> [The request]:
Locate each line containing the string "JSON" and copy it out.

---- Data in this exercise

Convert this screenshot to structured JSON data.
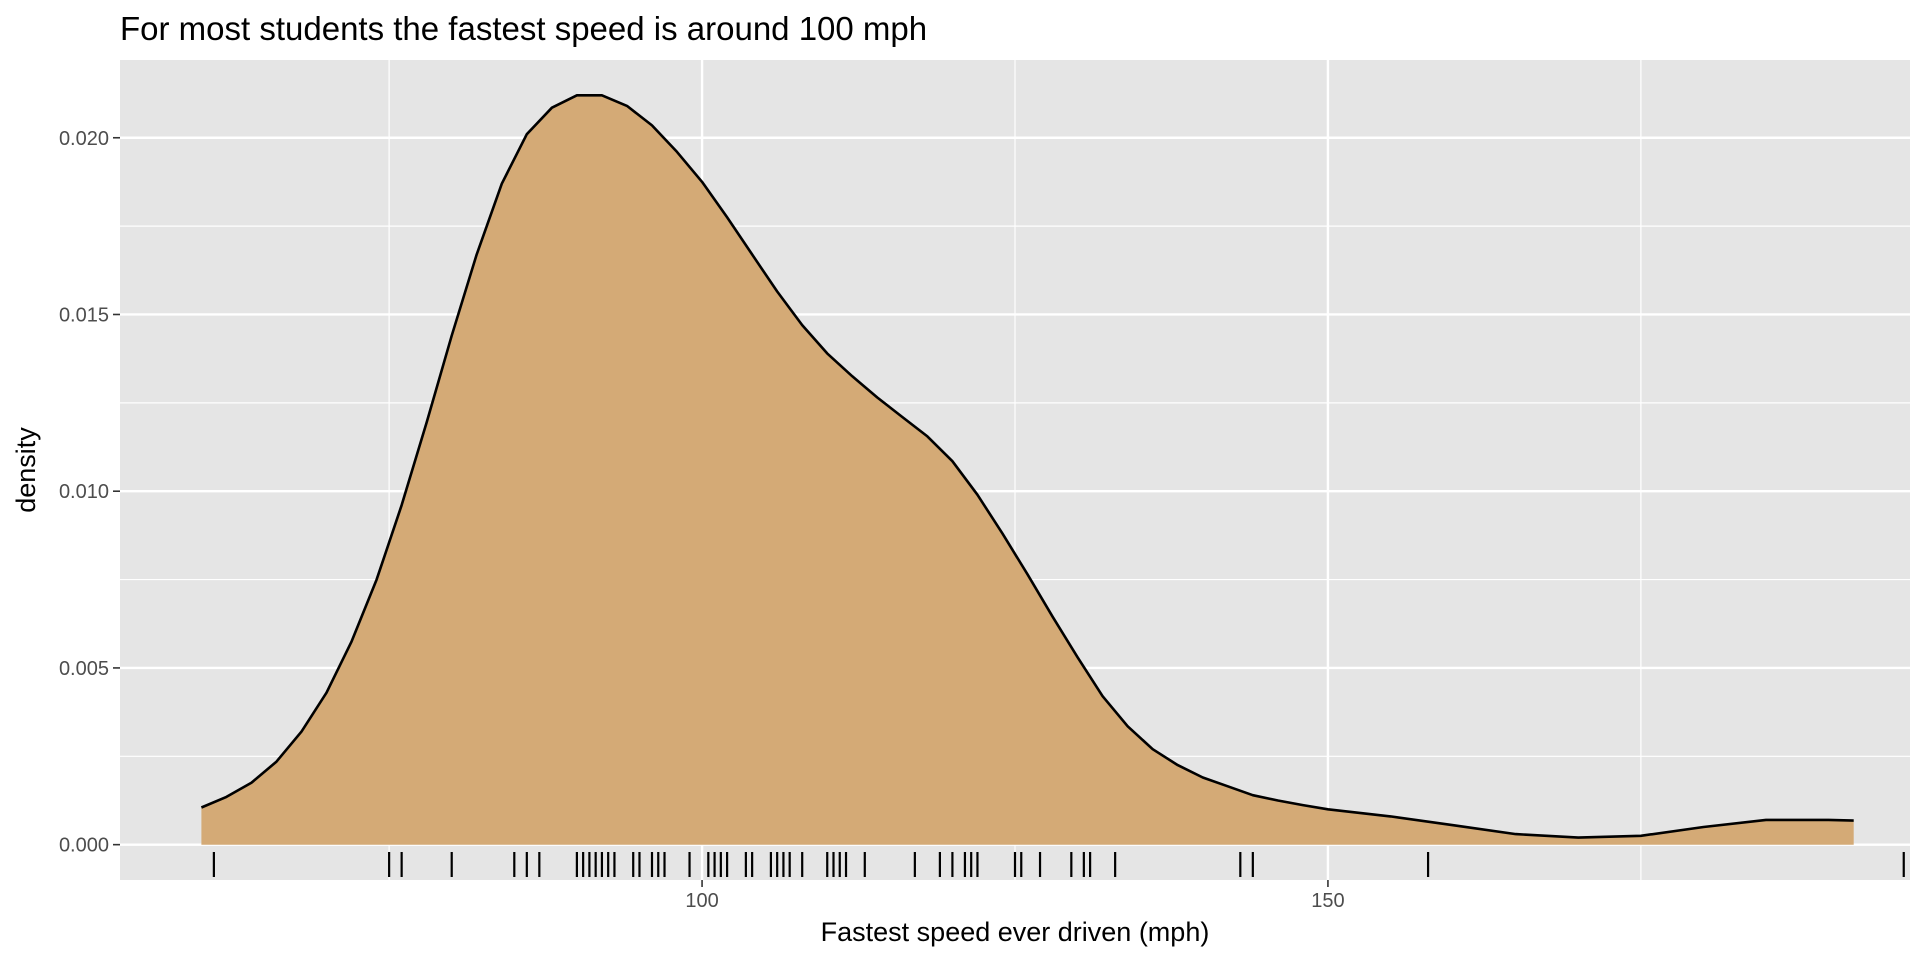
{
  "chart_data": {
    "type": "density",
    "title": "For most students the fastest speed is around 100 mph",
    "xlabel": "Fastest speed ever driven (mph)",
    "ylabel": "density",
    "xlim": [
      53.5,
      196.5
    ],
    "ylim": [
      -0.001,
      0.0222
    ],
    "x_ticks": [
      100,
      150
    ],
    "x_tick_labels": [
      "100",
      "150"
    ],
    "x_minor_ticks": [
      75,
      125,
      175
    ],
    "y_ticks": [
      0.0,
      0.005,
      0.01,
      0.015,
      0.02
    ],
    "y_tick_labels": [
      "0.000",
      "0.005",
      "0.010",
      "0.015",
      "0.020"
    ],
    "y_minor_ticks": [
      0.0025,
      0.0075,
      0.0125,
      0.0175
    ],
    "grid": true,
    "fill_color": "#D4AA76",
    "line_color": "#000000",
    "panel_color": "#E5E5E5",
    "grid_color": "#FFFFFF",
    "density_curve": {
      "x": [
        60,
        62,
        64,
        66,
        68,
        70,
        72,
        74,
        76,
        78,
        80,
        82,
        84,
        86,
        88,
        90,
        92,
        94,
        96,
        98,
        100,
        102,
        104,
        106,
        108,
        110,
        112,
        114,
        116,
        118,
        120,
        122,
        124,
        126,
        128,
        130,
        132,
        134,
        136,
        138,
        140,
        142,
        144,
        146,
        148,
        150,
        155,
        160,
        165,
        170,
        175,
        180,
        185,
        190,
        192
      ],
      "y": [
        0.00105,
        0.00135,
        0.00175,
        0.00235,
        0.0032,
        0.0043,
        0.00575,
        0.0075,
        0.0096,
        0.01195,
        0.0144,
        0.0167,
        0.0187,
        0.0201,
        0.02085,
        0.0212,
        0.0212,
        0.0209,
        0.02035,
        0.0196,
        0.01875,
        0.01775,
        0.0167,
        0.01565,
        0.0147,
        0.0139,
        0.01325,
        0.01265,
        0.0121,
        0.01155,
        0.01085,
        0.0099,
        0.0088,
        0.00765,
        0.00645,
        0.0053,
        0.0042,
        0.00335,
        0.0027,
        0.00225,
        0.0019,
        0.00165,
        0.0014,
        0.00125,
        0.00112,
        0.001,
        0.0008,
        0.00055,
        0.0003,
        0.0002,
        0.00025,
        0.0005,
        0.0007,
        0.0007,
        0.00068
      ]
    },
    "rug": [
      61,
      75,
      76,
      80,
      85,
      86,
      87,
      90,
      90.5,
      91,
      91.5,
      92,
      92.5,
      93,
      94.5,
      95,
      96,
      96.5,
      97,
      99,
      100.5,
      101,
      101.5,
      102,
      103.5,
      104,
      105.5,
      106,
      106.5,
      107,
      108,
      110,
      110.5,
      111,
      111.5,
      113,
      117,
      119,
      120,
      121,
      121.5,
      122,
      125,
      125.5,
      127,
      129.5,
      130.5,
      131,
      133,
      143,
      144,
      158,
      196
    ]
  }
}
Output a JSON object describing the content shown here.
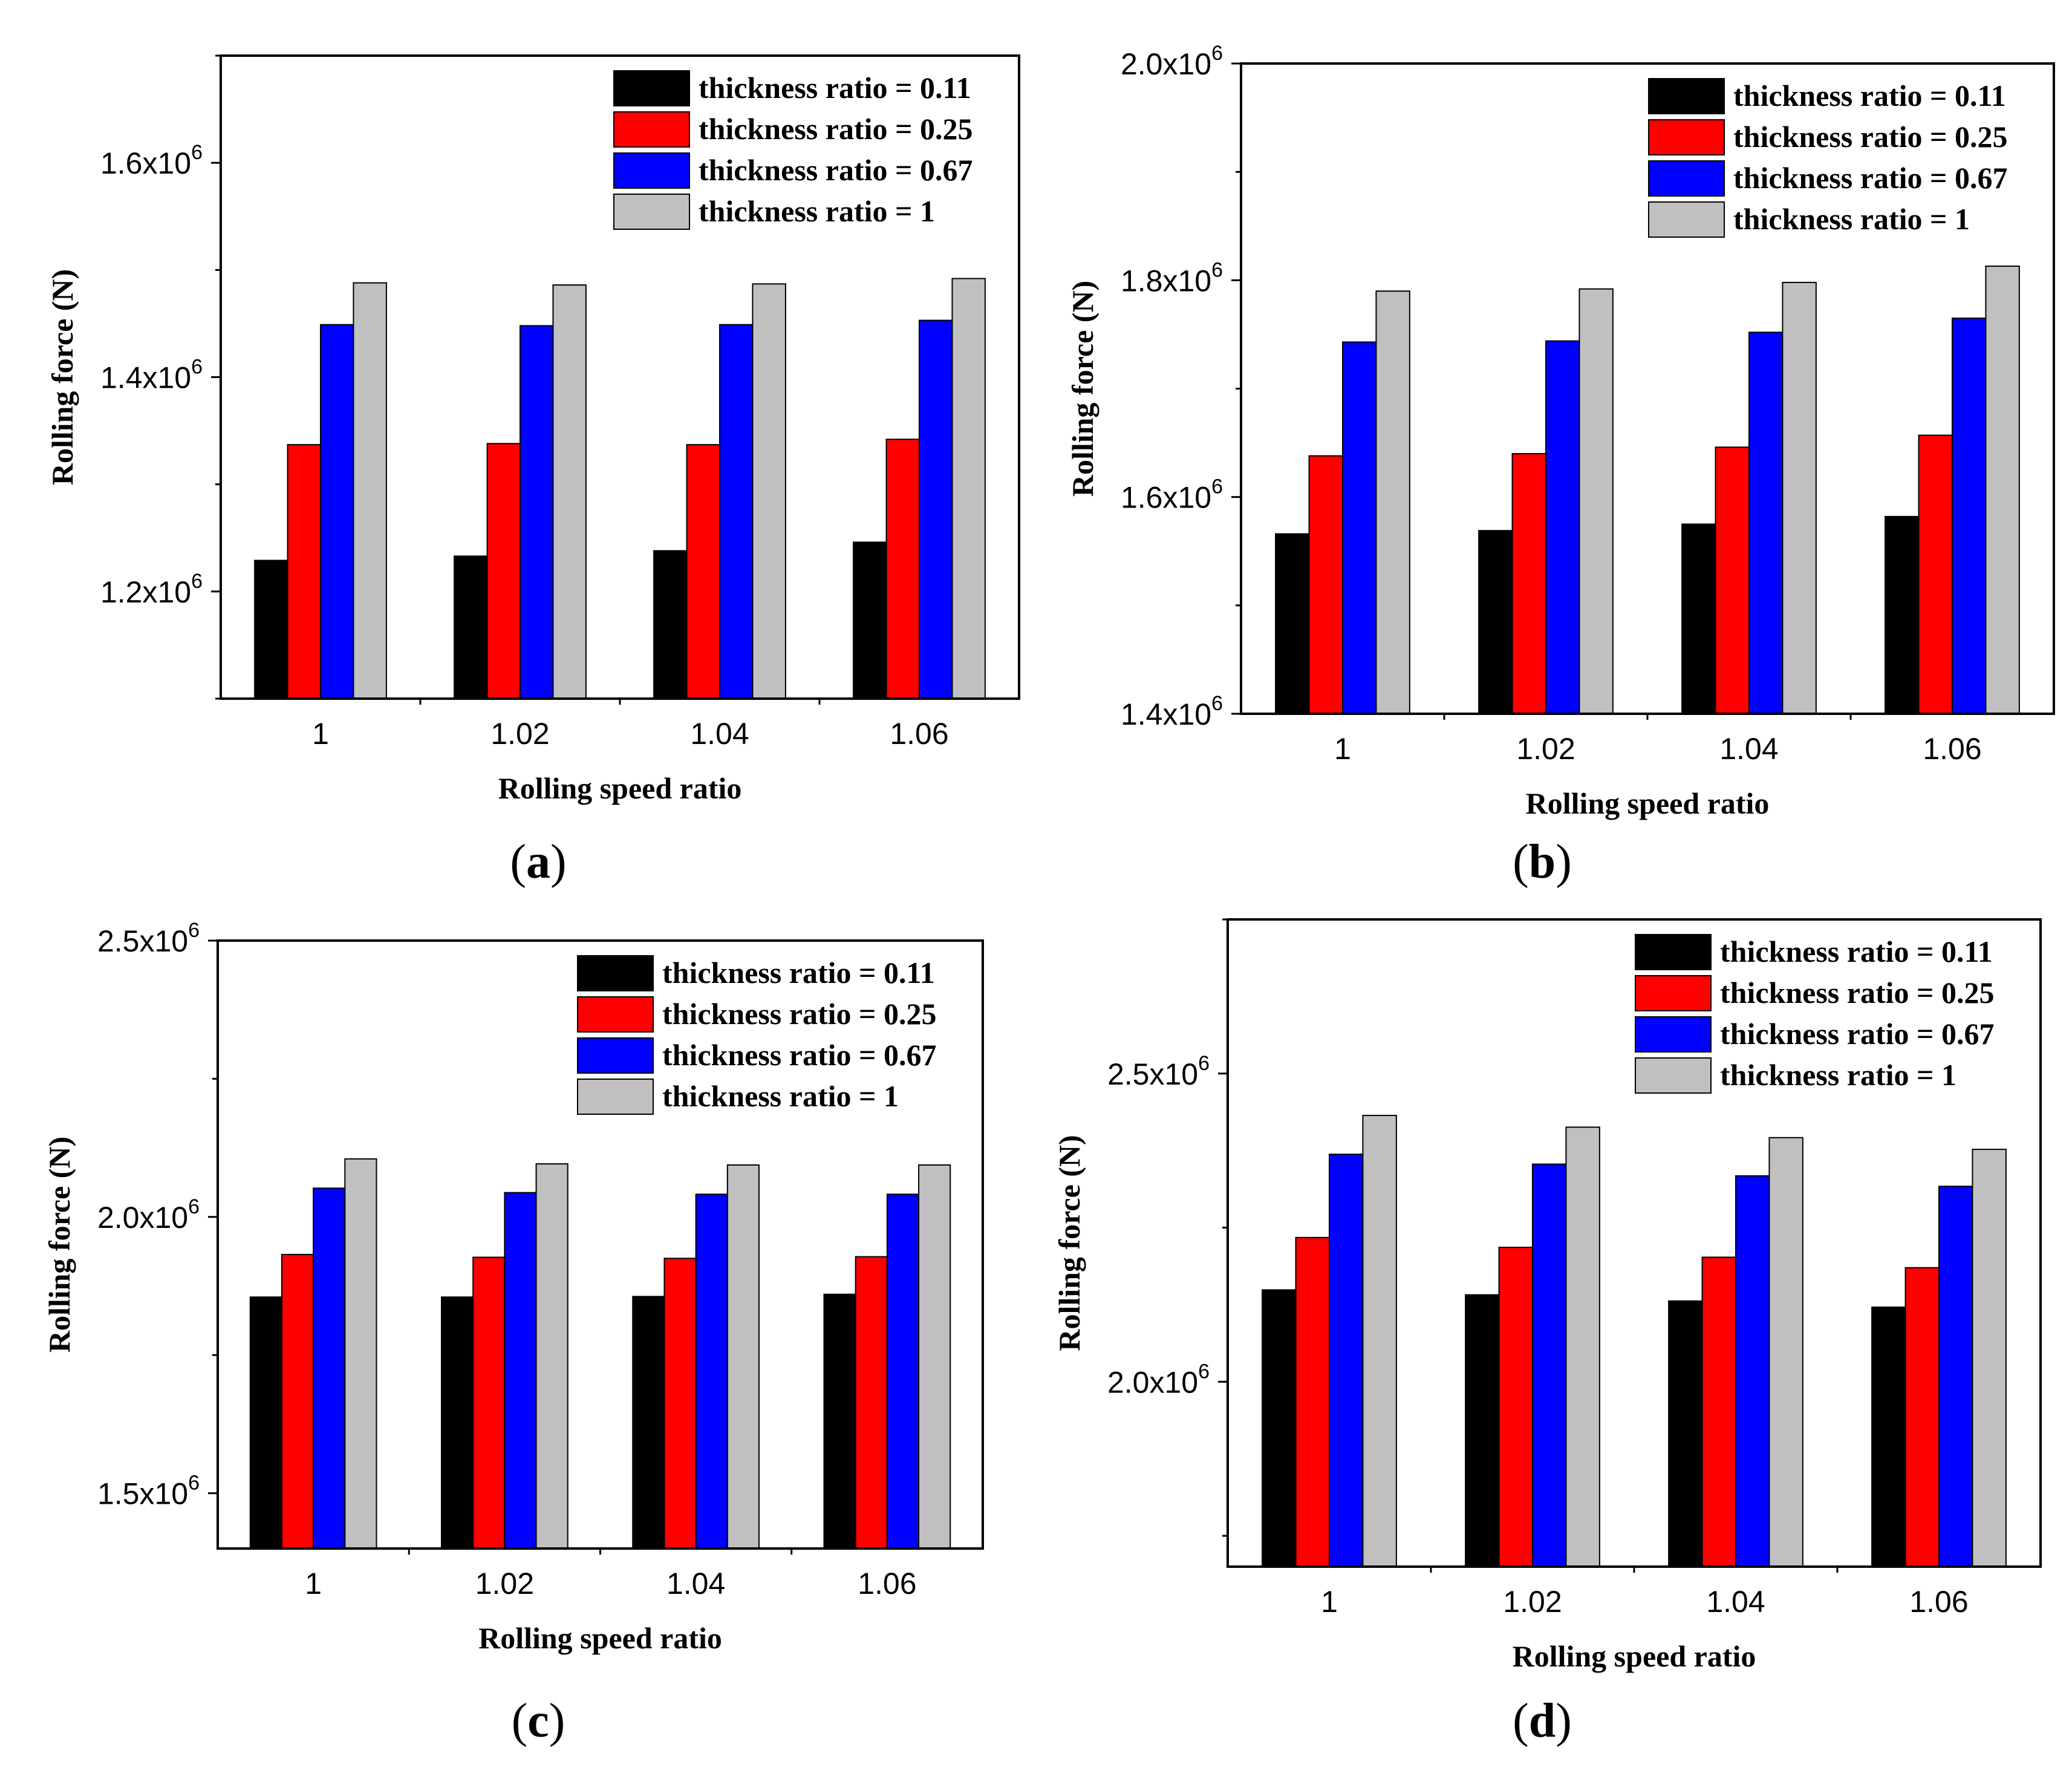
{
  "colors": {
    "0.11": "#000000",
    "0.25": "#ff0000",
    "0.67": "#0000ff",
    "1": "#c0c0c0"
  },
  "chart_data": [
    {
      "id": "a",
      "caption": "a",
      "type": "bar",
      "xlabel": "Rolling speed ratio",
      "ylabel": "Rolling force (N)",
      "categories": [
        "1",
        "1.02",
        "1.04",
        "1.06"
      ],
      "ylim": [
        1100000,
        1700000
      ],
      "yticks": [
        {
          "value": 1200000,
          "mant": "1.2x10",
          "exp": "6"
        },
        {
          "value": 1400000,
          "mant": "1.4x10",
          "exp": "6"
        },
        {
          "value": 1600000,
          "mant": "1.6x10",
          "exp": "6"
        }
      ],
      "legend_position": "top-right",
      "series": [
        {
          "name": "thickness ratio = 0.11",
          "color": "#000000",
          "values": [
            1229000,
            1233000,
            1238000,
            1246000
          ]
        },
        {
          "name": "thickness ratio = 0.25",
          "color": "#ff0000",
          "values": [
            1337000,
            1338000,
            1337000,
            1342000
          ]
        },
        {
          "name": "thickness ratio = 0.67",
          "color": "#0000ff",
          "values": [
            1449000,
            1448000,
            1449000,
            1453000
          ]
        },
        {
          "name": "thickness ratio = 1",
          "color": "#c0c0c0",
          "values": [
            1488000,
            1486000,
            1487000,
            1492000
          ]
        }
      ]
    },
    {
      "id": "b",
      "caption": "b",
      "type": "bar",
      "xlabel": "Rolling speed ratio",
      "ylabel": "Rolling force (N)",
      "categories": [
        "1",
        "1.02",
        "1.04",
        "1.06"
      ],
      "ylim": [
        1400000,
        2000000
      ],
      "yticks": [
        {
          "value": 1400000,
          "mant": "1.4x10",
          "exp": "6"
        },
        {
          "value": 1600000,
          "mant": "1.6x10",
          "exp": "6"
        },
        {
          "value": 1800000,
          "mant": "1.8x10",
          "exp": "6"
        },
        {
          "value": 2000000,
          "mant": "2.0x10",
          "exp": "6"
        }
      ],
      "legend_position": "top-right",
      "series": [
        {
          "name": "thickness ratio = 0.11",
          "color": "#000000",
          "values": [
            1566000,
            1569000,
            1575000,
            1582000
          ]
        },
        {
          "name": "thickness ratio = 0.25",
          "color": "#ff0000",
          "values": [
            1638000,
            1640000,
            1646000,
            1657000
          ]
        },
        {
          "name": "thickness ratio = 0.67",
          "color": "#0000ff",
          "values": [
            1743000,
            1744000,
            1752000,
            1765000
          ]
        },
        {
          "name": "thickness ratio = 1",
          "color": "#c0c0c0",
          "values": [
            1790000,
            1792000,
            1798000,
            1813000
          ]
        }
      ]
    },
    {
      "id": "c",
      "caption": "c",
      "type": "bar",
      "xlabel": "Rolling speed ratio",
      "ylabel": "Rolling force (N)",
      "categories": [
        "1",
        "1.02",
        "1.04",
        "1.06"
      ],
      "ylim": [
        1400000,
        2500000
      ],
      "yticks": [
        {
          "value": 1500000,
          "mant": "1.5x10",
          "exp": "6"
        },
        {
          "value": 2000000,
          "mant": "2.0x10",
          "exp": "6"
        },
        {
          "value": 2500000,
          "mant": "2.5x10",
          "exp": "6"
        }
      ],
      "legend_position": "top-right",
      "series": [
        {
          "name": "thickness ratio = 0.11",
          "color": "#000000",
          "values": [
            1855000,
            1855000,
            1856000,
            1860000
          ]
        },
        {
          "name": "thickness ratio = 0.25",
          "color": "#ff0000",
          "values": [
            1932000,
            1927000,
            1925000,
            1928000
          ]
        },
        {
          "name": "thickness ratio = 0.67",
          "color": "#0000ff",
          "values": [
            2052000,
            2044000,
            2041000,
            2041000
          ]
        },
        {
          "name": "thickness ratio = 1",
          "color": "#c0c0c0",
          "values": [
            2105000,
            2096000,
            2094000,
            2094000
          ]
        }
      ]
    },
    {
      "id": "d",
      "caption": "d",
      "type": "bar",
      "xlabel": "Rolling speed ratio",
      "ylabel": "Rolling force (N)",
      "categories": [
        "1",
        "1.02",
        "1.04",
        "1.06"
      ],
      "ylim": [
        1700000,
        2750000
      ],
      "yticks": [
        {
          "value": 2000000,
          "mant": "2.0x10",
          "exp": "6"
        },
        {
          "value": 2500000,
          "mant": "2.5x10",
          "exp": "6"
        }
      ],
      "legend_position": "top-right",
      "series": [
        {
          "name": "thickness ratio = 0.11",
          "color": "#000000",
          "values": [
            2149000,
            2141000,
            2131000,
            2121000
          ]
        },
        {
          "name": "thickness ratio = 0.25",
          "color": "#ff0000",
          "values": [
            2234000,
            2218000,
            2202000,
            2185000
          ]
        },
        {
          "name": "thickness ratio = 0.67",
          "color": "#0000ff",
          "values": [
            2369000,
            2353000,
            2334000,
            2317000
          ]
        },
        {
          "name": "thickness ratio = 1",
          "color": "#c0c0c0",
          "values": [
            2432000,
            2413000,
            2396000,
            2377000
          ]
        }
      ]
    }
  ]
}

--------

> [Solution to the problem]:
Convert this screenshot to structured JSON data.
Output a JSON object describing the content shown here.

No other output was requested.